> Exercise:
From the article on Prelaunch below, list every expense it says small outfits can't cover.

> Text provided:
-- start --
What Every Company Can Learn From The “Pre-order” Kickstarter Model

BY Jenna Kagel3 minute read

Big-name brands usually knock the small fish right out of the water when it comes to the product launch. After watching thousands of product launches, Donald Brewer noticed that if companies could assess their products contextually within the marketplace and gauge consumer desire early on, they would have more of a fighting chance to survive in the vast sea of e-commerce.

So he went to the drawing board to reconceptualize the pre-order method and out came Prelaunch.

During the website’s development, Brewer, Prelaunch’s president, made an executive decision. “We borrowed some elements from crowdfunding sites,” says Brewer. As he was creating the pre-order platform he said that, “It started to be a mashup of crowdfunding meets flash sales sites meets sort of a direct customer solution, [and] that I ultimately think is brand building.”

Collective Contributions

By taking cues from the Kickstarter business model and blending them with direct-to-consumer solutions and analytics, the Prelaunch team has built a platform that less established brands can use to build names for themselves.

Small outfits can’t cover ghastly expenses like market analysis, hiring a PR firm, or exploring several options for a launch. But on Prelaunch, they can offer exclusive incentivized deals and build customer loyalty early in the product’s lifecycle, which can lead to higher profits.

Brewer exploited the popularity of crowdfunding, using it as a roadmap for how to shift an archetypal e-commerce exchange into something more reflective of current trends. Even more so, he aggrandized the experience by looking at how established brands constantly build hype with a pre-order option, which can oftentimes become a marketing tool. Prelaunch offers that same experience to companies tying in with their crowdfunding-like component.
-- end --
> Source excerpt:
-- start --
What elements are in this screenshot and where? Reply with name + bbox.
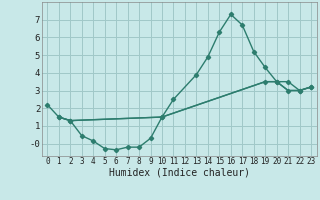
X-axis label: Humidex (Indice chaleur): Humidex (Indice chaleur) bbox=[109, 168, 250, 178]
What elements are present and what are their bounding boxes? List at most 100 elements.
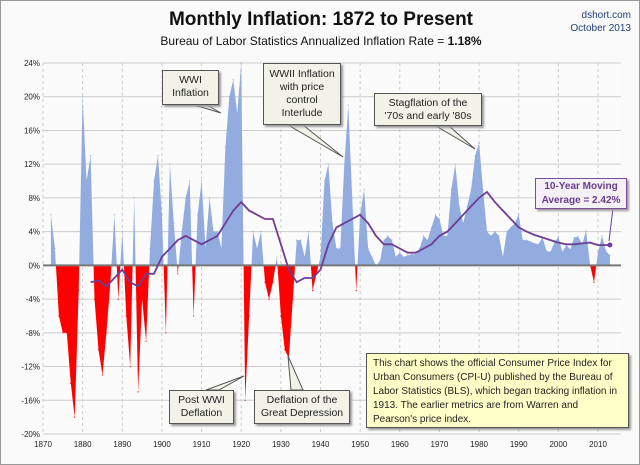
-- end --
> Answer to the problem:
- Market analysis
- Hiring a PR firm
- Exploring several options for a launch